─── The records
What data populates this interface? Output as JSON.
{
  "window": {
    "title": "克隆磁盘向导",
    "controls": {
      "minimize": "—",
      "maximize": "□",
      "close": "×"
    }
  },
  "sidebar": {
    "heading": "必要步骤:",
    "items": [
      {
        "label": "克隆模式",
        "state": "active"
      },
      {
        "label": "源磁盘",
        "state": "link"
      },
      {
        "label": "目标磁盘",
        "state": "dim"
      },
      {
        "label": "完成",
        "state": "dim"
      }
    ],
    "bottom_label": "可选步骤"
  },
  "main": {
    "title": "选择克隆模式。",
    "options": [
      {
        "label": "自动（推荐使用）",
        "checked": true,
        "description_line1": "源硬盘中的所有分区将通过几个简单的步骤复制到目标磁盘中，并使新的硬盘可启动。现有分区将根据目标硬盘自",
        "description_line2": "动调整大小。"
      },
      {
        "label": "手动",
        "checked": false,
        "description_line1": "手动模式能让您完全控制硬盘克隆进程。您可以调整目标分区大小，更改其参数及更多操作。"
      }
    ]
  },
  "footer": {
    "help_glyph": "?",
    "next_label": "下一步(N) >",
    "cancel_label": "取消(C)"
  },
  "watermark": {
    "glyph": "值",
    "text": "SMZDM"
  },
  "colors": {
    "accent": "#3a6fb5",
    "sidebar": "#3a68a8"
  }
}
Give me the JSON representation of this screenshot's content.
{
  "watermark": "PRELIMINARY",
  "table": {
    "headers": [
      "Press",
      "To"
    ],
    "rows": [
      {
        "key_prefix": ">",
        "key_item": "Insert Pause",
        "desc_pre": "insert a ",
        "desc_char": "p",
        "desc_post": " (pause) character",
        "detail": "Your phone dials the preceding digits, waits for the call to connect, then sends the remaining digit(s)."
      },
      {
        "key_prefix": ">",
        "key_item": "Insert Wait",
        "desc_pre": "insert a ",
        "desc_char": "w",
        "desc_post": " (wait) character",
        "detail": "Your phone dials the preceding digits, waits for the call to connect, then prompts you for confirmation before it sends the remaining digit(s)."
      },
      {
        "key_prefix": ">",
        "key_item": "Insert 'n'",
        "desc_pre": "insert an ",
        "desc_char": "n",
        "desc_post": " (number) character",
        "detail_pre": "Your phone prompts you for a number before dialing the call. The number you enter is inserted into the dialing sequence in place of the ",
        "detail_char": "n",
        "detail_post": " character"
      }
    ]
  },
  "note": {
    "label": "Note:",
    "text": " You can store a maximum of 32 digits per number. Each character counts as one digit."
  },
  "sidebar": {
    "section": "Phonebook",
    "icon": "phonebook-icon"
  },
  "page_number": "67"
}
──────
=== Short problem ===
Check each line above for "text" and return the ones that have it.

=== Result of the exercise ===
    "text": "SMZDM"
    "text": " You can store a maximum of 32 digits per number. Each character counts as one digit."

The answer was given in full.